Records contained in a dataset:
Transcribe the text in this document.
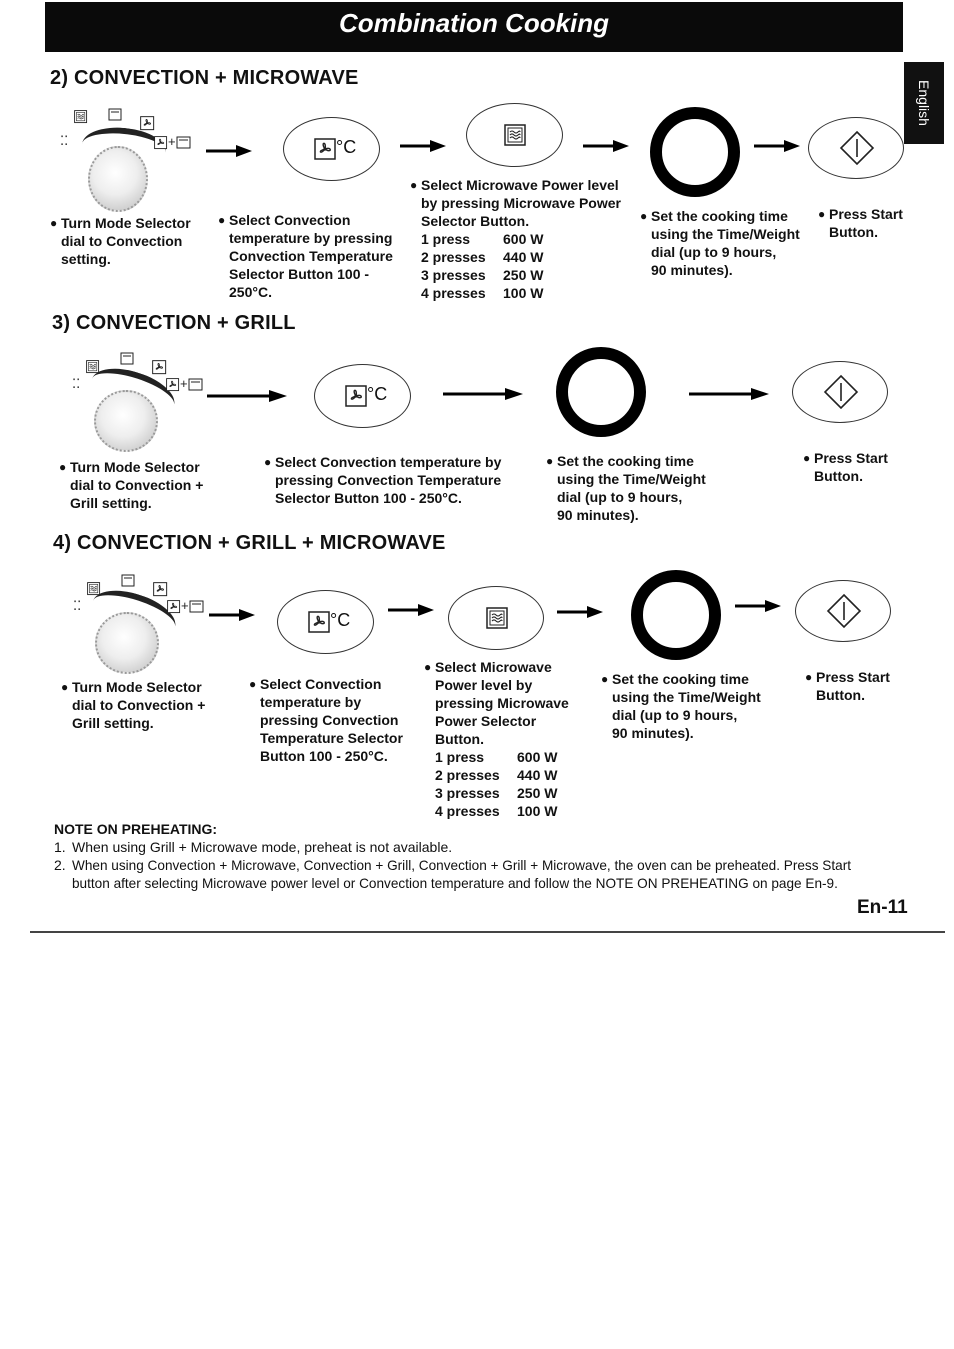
Combination Cooking
English
2) CONVECTION + MICROWAVE
⁚⁚	+	°C
● Turn Mode Selector
dial to Convection
setting.
● Select Convection
temperature by pressing
Convection Temperature
Selector Button 100 -
250°C.
● Select Microwave Power level
by pressing Microwave Power
Selector Button.
1 press	600 W
2 presses	440 W
3 presses	250 W
4 presses	100 W
● Set the cooking time
using the Time/Weight
dial (up to 9 hours,
90 minutes).
● Press Start
Button.
3) CONVECTION + GRILL
⁚⁚	+
°C
● Turn Mode Selector
dial to Convection +
Grill setting.
● Select Convection temperature by
pressing Convection Temperature
Selector Button 100 - 250°C.
● Set the cooking time
using the Time/Weight
dial (up to 9 hours,
90 minutes).
● Press Start
Button.
4) CONVECTION + GRILL + MICROWAVE
⁚⁚	+
°C
● Turn Mode Selector
dial to Convection +
Grill setting.
● Select Convection
temperature by
pressing Convection
Temperature Selector
Button 100 - 250°C.
● Select Microwave
Power level by
pressing Microwave
Power Selector
Button.
1 press	600 W
2 presses	440 W
3 presses	250 W
4 presses	100 W
● Set the cooking time
using the Time/Weight
dial (up to 9 hours,
90 minutes).
● Press Start
Button.
NOTE ON PREHEATING:
1. When using Grill + Microwave mode, preheat is not available.
2. When using Convection + Microwave, Convection + Grill, Convection + Grill + Microwave, the oven can be preheated. Press Start
button after selecting Microwave power level or Convection temperature and follow the NOTE ON PREHEATING on page En-9.
En-11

= SET TASK =
In the listing above, count each line that holds the string "pressing". Give the number only.

= COMPLETE OUTPUT =
5